(Exercise brief) Reproduce each line exactly. Skip none.

(Supplied information)
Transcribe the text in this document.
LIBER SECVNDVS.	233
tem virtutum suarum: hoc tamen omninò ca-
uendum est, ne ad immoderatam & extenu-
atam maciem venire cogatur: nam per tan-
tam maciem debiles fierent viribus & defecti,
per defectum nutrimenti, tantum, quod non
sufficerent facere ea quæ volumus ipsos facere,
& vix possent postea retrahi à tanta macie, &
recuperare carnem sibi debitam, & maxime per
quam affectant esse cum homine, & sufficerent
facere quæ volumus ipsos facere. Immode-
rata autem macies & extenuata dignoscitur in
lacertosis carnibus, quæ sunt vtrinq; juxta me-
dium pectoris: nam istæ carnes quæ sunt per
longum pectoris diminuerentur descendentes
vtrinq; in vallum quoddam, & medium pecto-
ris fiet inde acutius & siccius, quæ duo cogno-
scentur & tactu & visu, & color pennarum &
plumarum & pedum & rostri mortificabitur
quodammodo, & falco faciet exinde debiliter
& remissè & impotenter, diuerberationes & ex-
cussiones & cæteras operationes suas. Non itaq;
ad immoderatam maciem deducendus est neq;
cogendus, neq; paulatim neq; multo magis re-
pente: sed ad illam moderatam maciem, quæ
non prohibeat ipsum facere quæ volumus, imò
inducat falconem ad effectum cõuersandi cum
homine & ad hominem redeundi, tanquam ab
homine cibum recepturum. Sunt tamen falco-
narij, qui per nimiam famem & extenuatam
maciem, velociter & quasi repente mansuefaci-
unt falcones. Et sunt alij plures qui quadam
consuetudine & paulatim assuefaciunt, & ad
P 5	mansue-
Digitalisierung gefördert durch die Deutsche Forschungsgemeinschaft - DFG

(Written response)
Transcribe the text in this document.
LIBER SECVNDVS.	233
tem virtutum suarum: hoc tamen omninò ca-
uendum est, ne ad immoderatam & extenu-
atam maciem venire cogatur: nam per tan-
tam maciem debiles fierent viribus & defecti,
per defectum nutrimenti, tantum, quod non
sufficerent facere ea quæ volumus ipsos facere,
& vix possent postea retrahi à tanta macie, &
recuperare carnem sibi debitam, & maxime per
quam affectant esse cum homine, & sufficerent
facere quæ volumus ipsos facere. Immode-
rata autem macies & extenuata dignoscitur in
lacertosis carnibus, quæ sunt vtrinq; juxta me-
dium pectoris: nam istæ carnes quæ sunt per
longum pectoris diminuerentur descendentes
vtrinq; in vallum quoddam, & medium pecto-
ris fiet inde acutius & siccius, quæ duo cogno-
scentur & tactu & visu, & color pennarum &
plumarum & pedum & rostri mortificabitur
quodammodo, & falco faciet exinde debiliter
& remissè & impotenter, diuerberationes & ex-
cussiones & cæteras operationes suas. Non itaq;
ad immoderatam maciem deducendus est neq;
cogendus, neq; paulatim neq; multo magis re-
pente: sed ad illam moderatam maciem, quæ
non prohibeat ipsum facere quæ volumus, imò
inducat falconem ad effectum cõuersandi cum
homine & ad hominem redeundi, tanquam ab
homine cibum recepturum. Sunt tamen falco-
narij, qui per nimiam famem & extenuatam
maciem, velociter & quasi repente mansuefaci-
unt falcones. Et sunt alij plures qui quadam
consuetudine & paulatim assuefaciunt, & ad
P 5	mansue-
Digitalisierung gefördert durch die Deutsche Forschungsgemeinschaft - DFG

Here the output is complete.